What needs to be done: Look for the word "Expansion" in each line and report the count of matching lines, with nothing added.

Records:
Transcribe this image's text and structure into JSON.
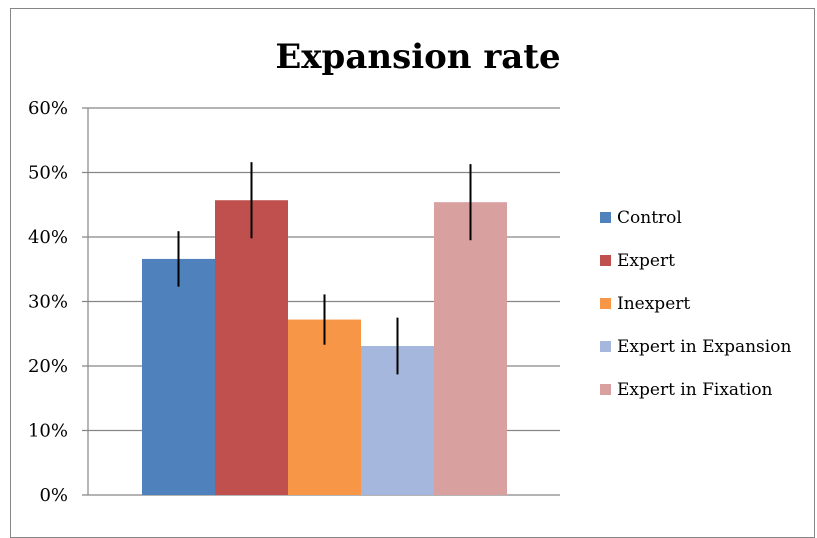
{
  "chart_data": {
    "type": "bar",
    "title": "Expansion rate",
    "xlabel": "",
    "ylabel": "",
    "ylim": [
      0,
      60
    ],
    "yticks": [
      "0%",
      "10%",
      "20%",
      "30%",
      "40%",
      "50%",
      "60%"
    ],
    "ytick_values": [
      0,
      10,
      20,
      30,
      40,
      50,
      60
    ],
    "grid": true,
    "legend_position": "right",
    "series": [
      {
        "name": "Control",
        "value": 36.6,
        "error": 4.3,
        "color": "#4f81bd"
      },
      {
        "name": "Expert",
        "value": 45.7,
        "error": 5.9,
        "color": "#c0504d"
      },
      {
        "name": "Inexpert",
        "value": 27.2,
        "error": 3.9,
        "color": "#f79646"
      },
      {
        "name": "Expert in Expansion",
        "value": 23.1,
        "error": 4.4,
        "color": "#a5b7dc"
      },
      {
        "name": "Expert in Fixation",
        "value": 45.4,
        "error": 5.9,
        "color": "#d9a0a0"
      }
    ]
  }
}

Exercise result: 2